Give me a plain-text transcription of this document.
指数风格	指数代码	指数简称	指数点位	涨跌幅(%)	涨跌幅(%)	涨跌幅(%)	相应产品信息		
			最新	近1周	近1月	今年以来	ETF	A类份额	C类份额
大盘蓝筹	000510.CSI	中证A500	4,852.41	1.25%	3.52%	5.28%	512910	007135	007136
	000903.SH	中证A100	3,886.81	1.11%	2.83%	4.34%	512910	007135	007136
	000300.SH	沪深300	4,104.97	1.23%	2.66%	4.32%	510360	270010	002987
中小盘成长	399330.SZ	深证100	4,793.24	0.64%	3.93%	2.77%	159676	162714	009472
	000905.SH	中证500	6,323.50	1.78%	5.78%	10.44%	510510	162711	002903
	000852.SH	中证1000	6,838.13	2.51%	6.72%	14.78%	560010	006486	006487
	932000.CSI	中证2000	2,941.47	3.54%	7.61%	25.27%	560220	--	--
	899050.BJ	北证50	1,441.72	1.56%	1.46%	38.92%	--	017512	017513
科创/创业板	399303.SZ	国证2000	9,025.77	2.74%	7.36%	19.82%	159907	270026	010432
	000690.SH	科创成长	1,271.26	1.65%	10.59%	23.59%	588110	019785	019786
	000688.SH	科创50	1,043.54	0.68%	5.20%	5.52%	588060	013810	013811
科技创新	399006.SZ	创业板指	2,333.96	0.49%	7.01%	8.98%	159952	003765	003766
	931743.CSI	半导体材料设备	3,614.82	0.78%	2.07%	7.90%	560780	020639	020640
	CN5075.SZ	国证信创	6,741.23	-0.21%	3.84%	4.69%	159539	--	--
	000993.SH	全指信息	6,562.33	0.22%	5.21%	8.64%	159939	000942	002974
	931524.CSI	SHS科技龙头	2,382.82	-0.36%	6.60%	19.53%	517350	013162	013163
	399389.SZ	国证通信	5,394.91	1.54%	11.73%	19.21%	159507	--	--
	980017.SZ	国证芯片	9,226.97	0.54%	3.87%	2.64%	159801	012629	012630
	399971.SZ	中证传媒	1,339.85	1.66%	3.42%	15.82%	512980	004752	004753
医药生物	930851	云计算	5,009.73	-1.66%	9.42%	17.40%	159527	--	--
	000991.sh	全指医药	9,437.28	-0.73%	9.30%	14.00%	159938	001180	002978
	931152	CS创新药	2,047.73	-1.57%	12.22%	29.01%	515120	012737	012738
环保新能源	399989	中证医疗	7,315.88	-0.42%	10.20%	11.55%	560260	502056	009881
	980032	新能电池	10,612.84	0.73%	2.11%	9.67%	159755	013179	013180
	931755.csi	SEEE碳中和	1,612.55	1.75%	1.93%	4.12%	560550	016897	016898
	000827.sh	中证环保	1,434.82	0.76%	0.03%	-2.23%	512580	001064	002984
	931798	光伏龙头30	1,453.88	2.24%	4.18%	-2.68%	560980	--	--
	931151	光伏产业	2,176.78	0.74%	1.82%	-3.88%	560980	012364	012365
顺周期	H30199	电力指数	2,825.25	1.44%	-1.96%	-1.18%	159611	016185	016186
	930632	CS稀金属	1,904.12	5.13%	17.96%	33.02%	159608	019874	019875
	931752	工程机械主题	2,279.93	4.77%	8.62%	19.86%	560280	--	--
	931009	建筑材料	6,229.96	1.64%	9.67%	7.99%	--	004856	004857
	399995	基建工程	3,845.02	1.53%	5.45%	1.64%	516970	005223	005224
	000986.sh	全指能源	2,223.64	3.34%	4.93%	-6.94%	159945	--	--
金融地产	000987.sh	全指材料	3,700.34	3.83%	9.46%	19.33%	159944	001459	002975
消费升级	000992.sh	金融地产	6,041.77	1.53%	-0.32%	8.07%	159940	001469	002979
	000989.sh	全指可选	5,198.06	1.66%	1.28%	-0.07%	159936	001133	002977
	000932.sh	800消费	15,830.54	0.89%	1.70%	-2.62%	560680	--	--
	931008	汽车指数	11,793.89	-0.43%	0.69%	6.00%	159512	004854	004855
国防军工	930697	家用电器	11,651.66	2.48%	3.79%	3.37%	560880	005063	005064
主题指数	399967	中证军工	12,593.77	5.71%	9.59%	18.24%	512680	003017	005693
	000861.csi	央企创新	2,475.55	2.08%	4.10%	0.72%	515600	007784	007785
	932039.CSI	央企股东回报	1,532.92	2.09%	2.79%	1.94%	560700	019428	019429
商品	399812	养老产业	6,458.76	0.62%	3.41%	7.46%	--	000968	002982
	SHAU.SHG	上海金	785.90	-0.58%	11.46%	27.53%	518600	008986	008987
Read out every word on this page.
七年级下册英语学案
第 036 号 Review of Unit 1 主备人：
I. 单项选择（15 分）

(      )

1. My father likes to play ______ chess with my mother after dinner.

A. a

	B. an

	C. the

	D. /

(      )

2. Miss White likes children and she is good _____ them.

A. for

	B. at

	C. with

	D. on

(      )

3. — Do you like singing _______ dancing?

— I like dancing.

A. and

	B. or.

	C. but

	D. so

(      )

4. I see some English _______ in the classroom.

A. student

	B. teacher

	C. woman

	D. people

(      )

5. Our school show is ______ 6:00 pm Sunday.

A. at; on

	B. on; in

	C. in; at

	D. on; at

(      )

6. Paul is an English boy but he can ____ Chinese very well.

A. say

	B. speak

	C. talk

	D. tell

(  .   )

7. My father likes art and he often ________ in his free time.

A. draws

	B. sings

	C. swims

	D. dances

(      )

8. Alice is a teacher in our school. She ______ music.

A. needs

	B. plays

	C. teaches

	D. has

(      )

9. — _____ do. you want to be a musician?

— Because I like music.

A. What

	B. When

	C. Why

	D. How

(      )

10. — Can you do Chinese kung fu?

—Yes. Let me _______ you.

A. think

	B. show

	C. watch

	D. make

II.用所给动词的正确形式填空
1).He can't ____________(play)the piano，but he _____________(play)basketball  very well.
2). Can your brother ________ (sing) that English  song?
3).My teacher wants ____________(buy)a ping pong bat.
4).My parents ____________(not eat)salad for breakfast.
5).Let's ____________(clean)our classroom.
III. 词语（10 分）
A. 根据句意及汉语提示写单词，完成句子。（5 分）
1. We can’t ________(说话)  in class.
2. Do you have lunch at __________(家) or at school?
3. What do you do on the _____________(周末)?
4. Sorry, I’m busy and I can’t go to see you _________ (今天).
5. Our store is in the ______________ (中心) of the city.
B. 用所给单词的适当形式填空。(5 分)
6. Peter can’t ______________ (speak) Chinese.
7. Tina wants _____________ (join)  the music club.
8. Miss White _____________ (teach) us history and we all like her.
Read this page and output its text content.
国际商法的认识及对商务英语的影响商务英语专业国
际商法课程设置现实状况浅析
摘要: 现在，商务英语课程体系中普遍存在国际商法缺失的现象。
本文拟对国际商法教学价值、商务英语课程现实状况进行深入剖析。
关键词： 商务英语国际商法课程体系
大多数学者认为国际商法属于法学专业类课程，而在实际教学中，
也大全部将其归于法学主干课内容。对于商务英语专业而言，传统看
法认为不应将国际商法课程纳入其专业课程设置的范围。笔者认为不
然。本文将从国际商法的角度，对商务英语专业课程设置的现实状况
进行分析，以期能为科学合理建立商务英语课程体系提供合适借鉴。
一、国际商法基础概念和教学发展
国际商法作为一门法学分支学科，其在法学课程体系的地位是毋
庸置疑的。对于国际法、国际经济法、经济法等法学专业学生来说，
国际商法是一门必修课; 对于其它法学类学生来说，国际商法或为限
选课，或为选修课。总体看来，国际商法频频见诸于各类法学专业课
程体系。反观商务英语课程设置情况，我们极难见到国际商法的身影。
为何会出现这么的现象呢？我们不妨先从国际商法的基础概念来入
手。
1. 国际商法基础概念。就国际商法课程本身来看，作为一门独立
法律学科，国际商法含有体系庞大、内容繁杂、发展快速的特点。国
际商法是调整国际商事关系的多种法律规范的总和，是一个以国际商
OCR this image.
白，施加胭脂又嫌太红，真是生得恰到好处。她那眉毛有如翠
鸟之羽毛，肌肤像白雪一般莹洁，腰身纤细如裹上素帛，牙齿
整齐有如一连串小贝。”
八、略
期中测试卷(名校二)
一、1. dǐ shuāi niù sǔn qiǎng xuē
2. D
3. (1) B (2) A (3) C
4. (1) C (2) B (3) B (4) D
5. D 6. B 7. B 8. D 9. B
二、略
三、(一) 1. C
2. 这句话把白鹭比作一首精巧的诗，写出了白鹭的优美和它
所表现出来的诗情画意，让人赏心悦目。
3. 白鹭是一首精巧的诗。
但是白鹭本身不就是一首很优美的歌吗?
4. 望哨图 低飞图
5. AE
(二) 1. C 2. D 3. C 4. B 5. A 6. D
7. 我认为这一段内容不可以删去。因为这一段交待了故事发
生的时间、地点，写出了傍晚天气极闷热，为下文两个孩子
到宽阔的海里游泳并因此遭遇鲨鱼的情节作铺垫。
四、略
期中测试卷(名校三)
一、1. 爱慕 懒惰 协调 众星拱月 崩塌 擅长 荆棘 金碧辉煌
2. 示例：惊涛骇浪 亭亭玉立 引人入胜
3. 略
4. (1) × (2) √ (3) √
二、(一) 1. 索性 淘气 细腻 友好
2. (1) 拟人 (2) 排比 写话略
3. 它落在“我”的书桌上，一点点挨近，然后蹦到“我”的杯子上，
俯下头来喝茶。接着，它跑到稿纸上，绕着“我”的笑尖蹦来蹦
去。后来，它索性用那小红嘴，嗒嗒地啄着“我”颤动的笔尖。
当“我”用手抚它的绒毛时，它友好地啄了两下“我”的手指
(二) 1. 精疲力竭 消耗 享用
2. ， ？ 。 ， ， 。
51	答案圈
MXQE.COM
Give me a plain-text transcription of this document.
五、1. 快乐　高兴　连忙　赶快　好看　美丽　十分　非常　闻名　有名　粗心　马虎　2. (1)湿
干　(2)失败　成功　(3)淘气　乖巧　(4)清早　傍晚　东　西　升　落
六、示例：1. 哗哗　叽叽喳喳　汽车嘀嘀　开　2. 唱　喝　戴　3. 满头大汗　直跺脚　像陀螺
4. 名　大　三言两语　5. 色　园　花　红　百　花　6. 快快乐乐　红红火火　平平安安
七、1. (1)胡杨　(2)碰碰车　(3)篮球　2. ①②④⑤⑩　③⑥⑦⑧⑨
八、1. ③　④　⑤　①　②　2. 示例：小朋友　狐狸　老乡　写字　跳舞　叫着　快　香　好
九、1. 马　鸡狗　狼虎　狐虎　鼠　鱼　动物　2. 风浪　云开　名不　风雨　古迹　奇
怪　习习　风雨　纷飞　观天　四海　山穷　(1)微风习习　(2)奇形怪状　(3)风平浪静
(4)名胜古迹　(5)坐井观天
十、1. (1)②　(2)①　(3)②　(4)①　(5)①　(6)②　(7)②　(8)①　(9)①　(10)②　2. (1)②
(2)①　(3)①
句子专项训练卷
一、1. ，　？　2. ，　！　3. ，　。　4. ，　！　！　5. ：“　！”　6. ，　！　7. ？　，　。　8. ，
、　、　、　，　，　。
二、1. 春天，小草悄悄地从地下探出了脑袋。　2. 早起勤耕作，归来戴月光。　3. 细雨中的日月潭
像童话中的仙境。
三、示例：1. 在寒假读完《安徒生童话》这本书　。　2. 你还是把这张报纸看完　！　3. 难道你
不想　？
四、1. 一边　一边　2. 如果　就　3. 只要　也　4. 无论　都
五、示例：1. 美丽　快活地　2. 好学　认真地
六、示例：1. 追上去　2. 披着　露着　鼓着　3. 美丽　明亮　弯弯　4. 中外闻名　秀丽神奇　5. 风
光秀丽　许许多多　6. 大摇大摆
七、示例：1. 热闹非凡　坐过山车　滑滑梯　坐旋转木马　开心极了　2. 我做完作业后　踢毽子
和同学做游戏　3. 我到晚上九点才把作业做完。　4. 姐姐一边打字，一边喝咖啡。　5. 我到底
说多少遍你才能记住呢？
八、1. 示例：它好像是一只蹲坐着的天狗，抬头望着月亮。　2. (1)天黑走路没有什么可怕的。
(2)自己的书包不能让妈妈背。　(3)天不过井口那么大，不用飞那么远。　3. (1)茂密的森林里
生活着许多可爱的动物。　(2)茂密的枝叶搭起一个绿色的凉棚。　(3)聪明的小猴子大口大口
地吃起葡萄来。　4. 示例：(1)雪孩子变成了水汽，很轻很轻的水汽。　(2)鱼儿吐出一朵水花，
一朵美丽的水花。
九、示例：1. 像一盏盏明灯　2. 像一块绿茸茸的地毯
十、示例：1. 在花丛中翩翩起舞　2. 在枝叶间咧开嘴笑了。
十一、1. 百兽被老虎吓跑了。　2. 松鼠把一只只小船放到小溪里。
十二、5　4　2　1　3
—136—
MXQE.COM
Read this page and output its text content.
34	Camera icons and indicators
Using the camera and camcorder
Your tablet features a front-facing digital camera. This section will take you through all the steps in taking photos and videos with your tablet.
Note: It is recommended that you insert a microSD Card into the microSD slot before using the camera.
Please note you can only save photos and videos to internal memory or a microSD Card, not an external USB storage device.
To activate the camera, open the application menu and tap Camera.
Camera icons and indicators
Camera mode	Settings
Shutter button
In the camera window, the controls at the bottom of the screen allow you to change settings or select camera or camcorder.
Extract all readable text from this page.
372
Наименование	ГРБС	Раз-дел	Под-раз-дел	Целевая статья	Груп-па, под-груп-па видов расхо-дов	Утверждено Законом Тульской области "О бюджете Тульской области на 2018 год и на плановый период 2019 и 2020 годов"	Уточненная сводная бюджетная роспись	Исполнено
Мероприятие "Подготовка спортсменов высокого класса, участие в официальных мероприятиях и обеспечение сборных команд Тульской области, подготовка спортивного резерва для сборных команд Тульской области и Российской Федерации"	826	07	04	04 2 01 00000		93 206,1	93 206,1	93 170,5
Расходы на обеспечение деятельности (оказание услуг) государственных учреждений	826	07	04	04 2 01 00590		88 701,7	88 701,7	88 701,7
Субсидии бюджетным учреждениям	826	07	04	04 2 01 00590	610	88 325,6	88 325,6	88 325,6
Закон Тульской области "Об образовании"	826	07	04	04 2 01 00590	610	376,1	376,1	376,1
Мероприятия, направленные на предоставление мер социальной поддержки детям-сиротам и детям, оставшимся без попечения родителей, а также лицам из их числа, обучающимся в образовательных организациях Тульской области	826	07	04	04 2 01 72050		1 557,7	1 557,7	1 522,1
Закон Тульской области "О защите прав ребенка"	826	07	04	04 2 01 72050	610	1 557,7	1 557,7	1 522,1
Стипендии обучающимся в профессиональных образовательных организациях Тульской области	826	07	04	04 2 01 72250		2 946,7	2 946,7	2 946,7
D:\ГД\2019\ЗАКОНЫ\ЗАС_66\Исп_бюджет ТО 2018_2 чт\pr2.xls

=====

== TASK STATEMENT ==
Copy all lines from the data that hold the word "camcorder".

== RESPONSE BELOW ==
Using the camera and camcorder
In the camera window, the controls at the bottom of the screen allow you to change settings or select camera or camcorder.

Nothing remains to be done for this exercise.